## Start

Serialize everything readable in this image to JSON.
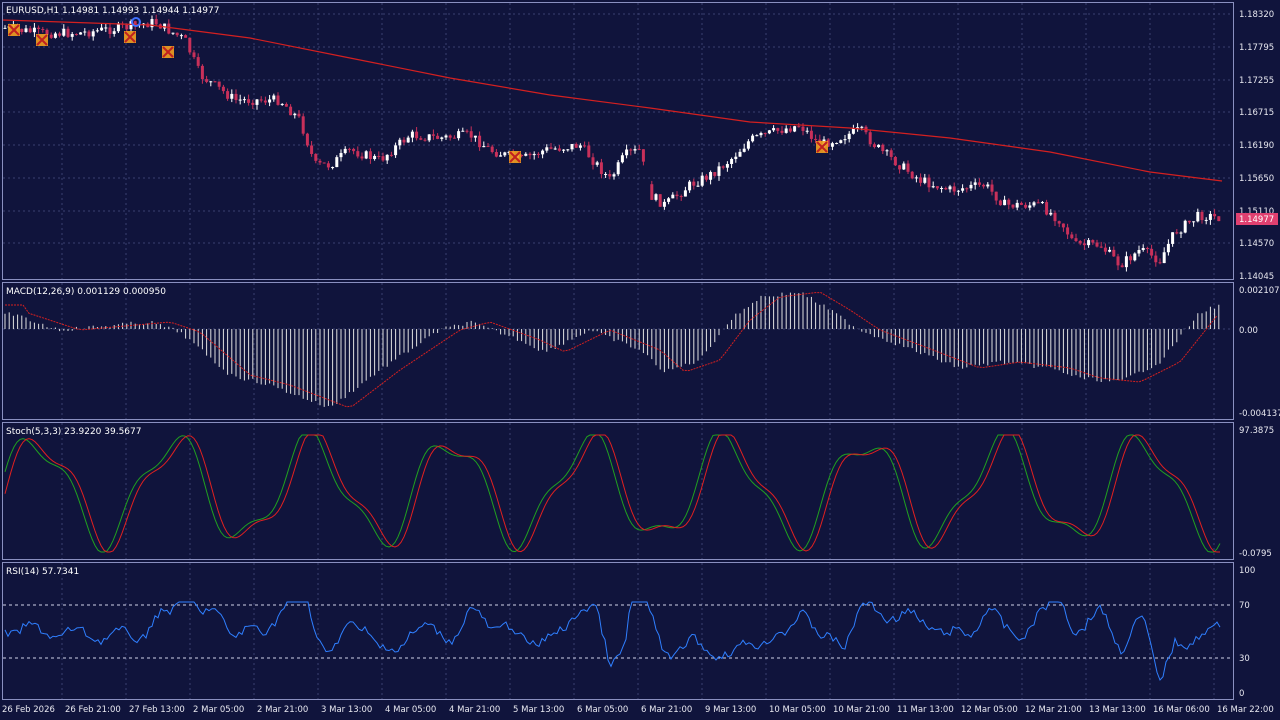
{
  "symbol_label": "EURUSD,H1  1.14981 1.14993 1.14944 1.14977",
  "current_price": "1.14977",
  "price_axis": [
    "1.18320",
    "1.17795",
    "1.17255",
    "1.16715",
    "1.16190",
    "1.15650",
    "1.15110",
    "1.14570",
    "1.14045"
  ],
  "macd": {
    "label": "MACD(12,26,9) 0.001129 0.000950",
    "axis": [
      "0.002107",
      "0.00",
      "-0.004137"
    ]
  },
  "stoch": {
    "label": "Stoch(5,3,3) 23.9220 39.5677",
    "axis_top": "97.3875",
    "axis_bottom": "-0.0795"
  },
  "rsi": {
    "label": "RSI(14) 57.7341",
    "axis": [
      "100",
      "70",
      "30",
      "0"
    ]
  },
  "time_axis": [
    "26 Feb 2026",
    "26 Feb 21:00",
    "27 Feb 13:00",
    "2 Mar 05:00",
    "2 Mar 21:00",
    "3 Mar 13:00",
    "4 Mar 05:00",
    "4 Mar 21:00",
    "5 Mar 13:00",
    "6 Mar 05:00",
    "6 Mar 21:00",
    "9 Mar 13:00",
    "10 Mar 05:00",
    "10 Mar 21:00",
    "11 Mar 13:00",
    "12 Mar 05:00",
    "12 Mar 21:00",
    "13 Mar 13:00",
    "16 Mar 06:00",
    "16 Mar 22:00"
  ],
  "colors": {
    "background": "#10143c",
    "grid": "#3a4070",
    "bull_candle": "#ffffff",
    "bear_candle": "#c8305a",
    "moving_average": "#d42020",
    "macd_hist": "#e0e0e0",
    "macd_signal": "#d42020",
    "stoch_main": "#20a020",
    "stoch_signal": "#e02020",
    "rsi_line": "#2f7fff",
    "level_line": "#ffffff"
  }
}
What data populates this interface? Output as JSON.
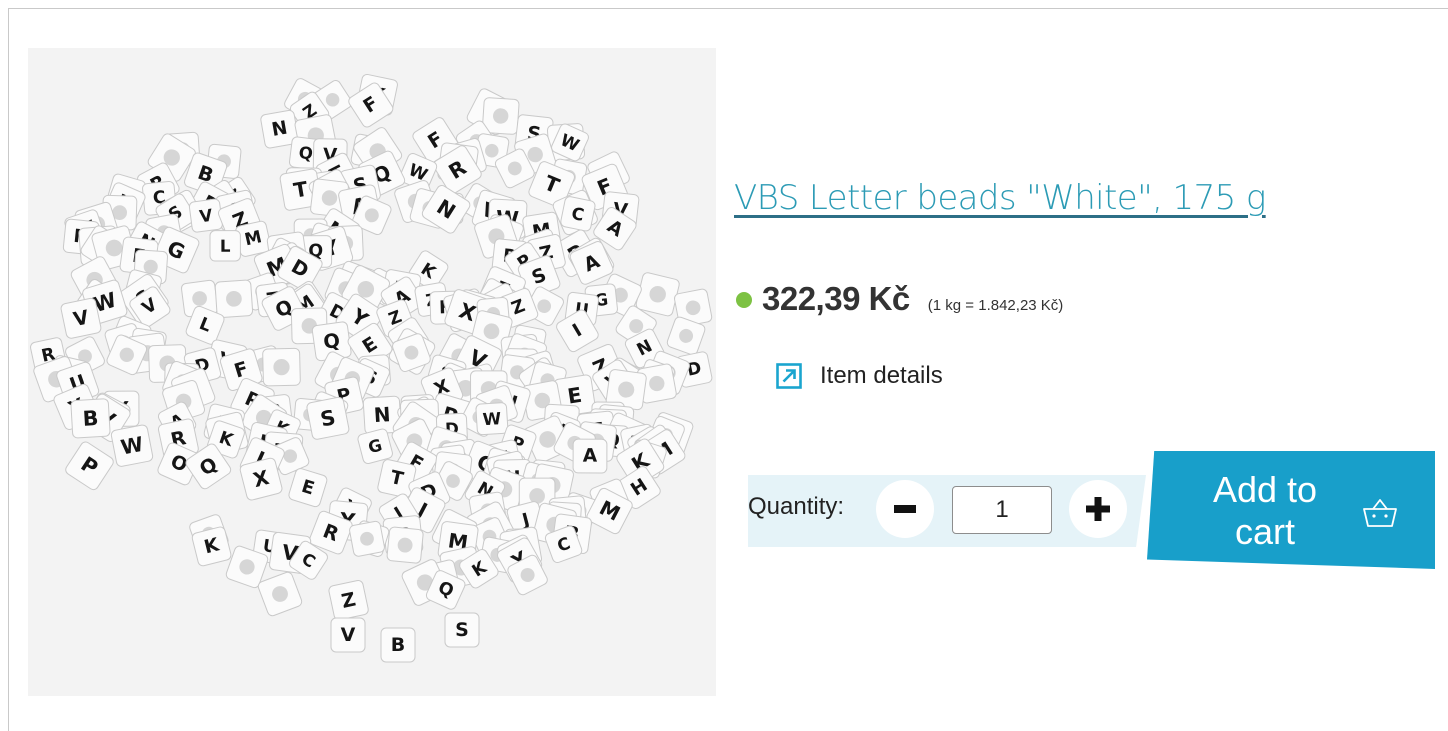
{
  "product": {
    "title": "VBS Letter beads \"White\", 175 g",
    "image_alt": "Letter beads",
    "price": "322,39 Kč",
    "unit_price": "(1 kg = 1.842,23 Kč)",
    "in_stock_color": "#7dc243",
    "details_label": "Item details",
    "details_icon": "external-link-icon"
  },
  "cart": {
    "quantity_label": "Quantity:",
    "quantity_value": "1",
    "minus_icon": "minus-icon",
    "plus_icon": "plus-icon",
    "add_label": "Add to cart",
    "basket_icon": "basket-icon",
    "accent": "#189fca"
  },
  "image_letters": [
    "V",
    "B",
    "S"
  ]
}
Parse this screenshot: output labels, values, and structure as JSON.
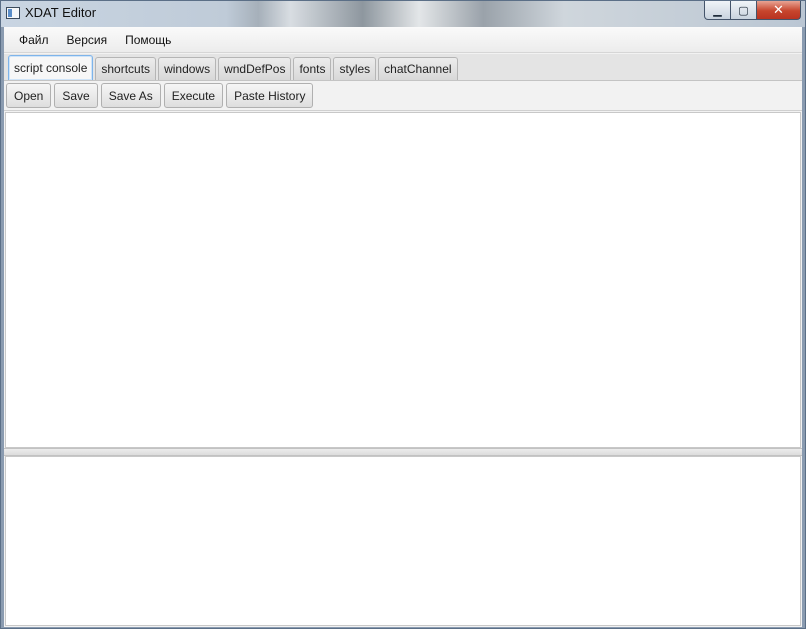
{
  "window": {
    "title": "XDAT Editor",
    "controls": {
      "minimize": "▁",
      "maximize": "▢",
      "close": "✕"
    }
  },
  "menubar": {
    "items": [
      {
        "label": "Файл"
      },
      {
        "label": "Версия"
      },
      {
        "label": "Помощь"
      }
    ]
  },
  "tabs": [
    {
      "label": "script console",
      "active": true
    },
    {
      "label": "shortcuts"
    },
    {
      "label": "windows"
    },
    {
      "label": "wndDefPos"
    },
    {
      "label": "fonts"
    },
    {
      "label": "styles"
    },
    {
      "label": "chatChannel"
    }
  ],
  "toolbar": {
    "open_label": "Open",
    "save_label": "Save",
    "save_as_label": "Save As",
    "execute_label": "Execute",
    "paste_history_label": "Paste History"
  },
  "editor": {
    "script_text": "",
    "output_text": ""
  },
  "colors": {
    "accent_tab_border": "#7eb4ea",
    "close_button": "#c7452d"
  }
}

## End

To do: Locate and copy each line in the data above that includes the word "JSON".

Exercise answer:
Serialize everything readable in this image to JSON.
What data populates this interface? Output as JSON.
Parse this screenshot: output labels, values, and structure as JSON.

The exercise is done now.